* start Data for the task *
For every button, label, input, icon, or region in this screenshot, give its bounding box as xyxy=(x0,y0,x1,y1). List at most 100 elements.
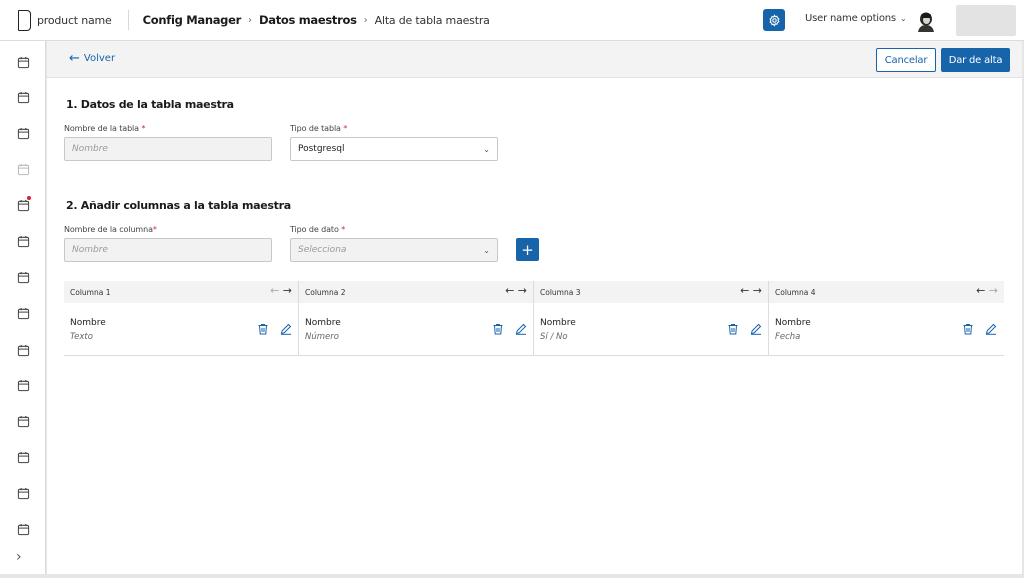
* end Data for the task *
* start Data for the task *
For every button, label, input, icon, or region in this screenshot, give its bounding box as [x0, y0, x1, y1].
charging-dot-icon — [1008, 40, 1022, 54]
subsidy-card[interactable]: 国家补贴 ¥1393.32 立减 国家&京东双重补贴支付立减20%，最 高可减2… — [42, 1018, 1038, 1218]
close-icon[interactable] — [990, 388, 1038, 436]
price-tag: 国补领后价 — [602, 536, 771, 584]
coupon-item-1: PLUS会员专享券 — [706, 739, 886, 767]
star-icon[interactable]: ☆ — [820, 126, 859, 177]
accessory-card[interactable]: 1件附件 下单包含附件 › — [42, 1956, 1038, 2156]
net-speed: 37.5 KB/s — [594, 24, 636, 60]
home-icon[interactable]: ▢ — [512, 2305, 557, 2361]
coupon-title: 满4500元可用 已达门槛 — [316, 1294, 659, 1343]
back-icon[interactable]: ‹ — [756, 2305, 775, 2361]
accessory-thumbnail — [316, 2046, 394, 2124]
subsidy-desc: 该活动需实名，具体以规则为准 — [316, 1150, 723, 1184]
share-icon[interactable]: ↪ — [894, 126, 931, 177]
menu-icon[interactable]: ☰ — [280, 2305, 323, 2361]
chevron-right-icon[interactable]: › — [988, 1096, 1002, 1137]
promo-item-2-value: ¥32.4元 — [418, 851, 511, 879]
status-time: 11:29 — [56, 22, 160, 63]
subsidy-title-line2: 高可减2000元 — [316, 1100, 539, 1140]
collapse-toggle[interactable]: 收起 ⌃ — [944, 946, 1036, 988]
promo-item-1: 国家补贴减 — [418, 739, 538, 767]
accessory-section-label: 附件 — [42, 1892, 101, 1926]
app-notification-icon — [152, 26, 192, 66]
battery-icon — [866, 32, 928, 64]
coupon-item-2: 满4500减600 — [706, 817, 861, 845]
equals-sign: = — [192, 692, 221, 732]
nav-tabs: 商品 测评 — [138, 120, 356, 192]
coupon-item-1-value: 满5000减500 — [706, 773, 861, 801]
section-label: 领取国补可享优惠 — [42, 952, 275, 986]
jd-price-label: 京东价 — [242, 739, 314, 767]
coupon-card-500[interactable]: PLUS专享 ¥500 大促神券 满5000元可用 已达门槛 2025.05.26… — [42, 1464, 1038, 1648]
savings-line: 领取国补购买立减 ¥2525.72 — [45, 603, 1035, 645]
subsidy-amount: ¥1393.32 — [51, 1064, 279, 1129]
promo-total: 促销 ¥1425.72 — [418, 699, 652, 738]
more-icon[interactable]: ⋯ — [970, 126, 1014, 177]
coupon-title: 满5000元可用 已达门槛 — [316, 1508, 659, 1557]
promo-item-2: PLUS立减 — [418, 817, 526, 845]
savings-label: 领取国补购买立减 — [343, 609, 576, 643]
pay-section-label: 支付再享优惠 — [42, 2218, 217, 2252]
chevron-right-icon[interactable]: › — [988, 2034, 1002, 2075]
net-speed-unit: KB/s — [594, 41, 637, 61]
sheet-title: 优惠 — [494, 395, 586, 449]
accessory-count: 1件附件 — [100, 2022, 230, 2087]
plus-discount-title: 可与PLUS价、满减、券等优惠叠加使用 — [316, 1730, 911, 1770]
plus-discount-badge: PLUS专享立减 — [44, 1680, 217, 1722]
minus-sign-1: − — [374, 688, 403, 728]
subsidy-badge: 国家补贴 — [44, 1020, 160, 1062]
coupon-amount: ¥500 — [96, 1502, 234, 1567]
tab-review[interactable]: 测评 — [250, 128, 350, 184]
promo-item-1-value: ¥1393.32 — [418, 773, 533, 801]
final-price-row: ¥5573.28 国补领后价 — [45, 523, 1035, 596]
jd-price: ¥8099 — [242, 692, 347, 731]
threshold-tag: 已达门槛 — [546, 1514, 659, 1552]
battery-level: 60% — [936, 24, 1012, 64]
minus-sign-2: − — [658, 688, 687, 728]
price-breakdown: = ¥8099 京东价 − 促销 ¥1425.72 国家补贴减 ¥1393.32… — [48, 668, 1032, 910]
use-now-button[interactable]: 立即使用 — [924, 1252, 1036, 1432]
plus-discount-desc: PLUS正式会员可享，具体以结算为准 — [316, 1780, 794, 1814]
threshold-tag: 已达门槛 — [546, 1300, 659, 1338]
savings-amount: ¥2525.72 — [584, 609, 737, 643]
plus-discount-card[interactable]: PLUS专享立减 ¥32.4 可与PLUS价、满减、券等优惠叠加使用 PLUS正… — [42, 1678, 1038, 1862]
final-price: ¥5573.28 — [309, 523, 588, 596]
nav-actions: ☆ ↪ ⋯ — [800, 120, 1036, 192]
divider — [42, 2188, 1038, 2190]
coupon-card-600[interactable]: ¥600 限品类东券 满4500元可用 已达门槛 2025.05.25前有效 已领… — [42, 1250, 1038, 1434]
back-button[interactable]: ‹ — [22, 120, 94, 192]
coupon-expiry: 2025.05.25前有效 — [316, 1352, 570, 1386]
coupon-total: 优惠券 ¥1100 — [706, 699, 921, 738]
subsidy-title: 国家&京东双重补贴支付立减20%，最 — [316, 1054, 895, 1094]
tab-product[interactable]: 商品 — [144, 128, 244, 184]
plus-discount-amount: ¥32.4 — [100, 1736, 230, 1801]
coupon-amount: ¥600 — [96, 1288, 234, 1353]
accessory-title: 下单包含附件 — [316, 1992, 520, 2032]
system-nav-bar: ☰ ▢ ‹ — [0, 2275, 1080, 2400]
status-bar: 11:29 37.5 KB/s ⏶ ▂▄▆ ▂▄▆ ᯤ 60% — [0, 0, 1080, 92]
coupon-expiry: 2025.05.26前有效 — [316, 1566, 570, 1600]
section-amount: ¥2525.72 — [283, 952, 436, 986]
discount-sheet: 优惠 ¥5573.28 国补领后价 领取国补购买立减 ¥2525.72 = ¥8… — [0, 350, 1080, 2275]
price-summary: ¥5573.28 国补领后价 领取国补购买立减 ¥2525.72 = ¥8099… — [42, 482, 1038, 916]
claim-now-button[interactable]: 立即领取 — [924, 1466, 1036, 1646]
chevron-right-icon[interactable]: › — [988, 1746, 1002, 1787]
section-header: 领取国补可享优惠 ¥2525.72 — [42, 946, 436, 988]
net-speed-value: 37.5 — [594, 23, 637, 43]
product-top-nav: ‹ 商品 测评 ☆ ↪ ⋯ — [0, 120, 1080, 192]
* end Data for the task *
## Challenge:
Copy out every line from the one containing "y0, x1, y1]." down to the one containing "coupon-item-1: PLUS会员专享券 —", reproducing each exactly.

## Finished exercise:
For every button, label, input, icon, or region in this screenshot, give its bounding box as [x0, y0, x1, y1].
charging-dot-icon — [1008, 40, 1022, 54]
subsidy-card[interactable]: 国家补贴 ¥1393.32 立减 国家&京东双重补贴支付立减20%，最 高可减2… — [42, 1018, 1038, 1218]
close-icon[interactable] — [990, 388, 1038, 436]
price-tag: 国补领后价 — [602, 536, 771, 584]
coupon-item-1: PLUS会员专享券 — [706, 739, 886, 767]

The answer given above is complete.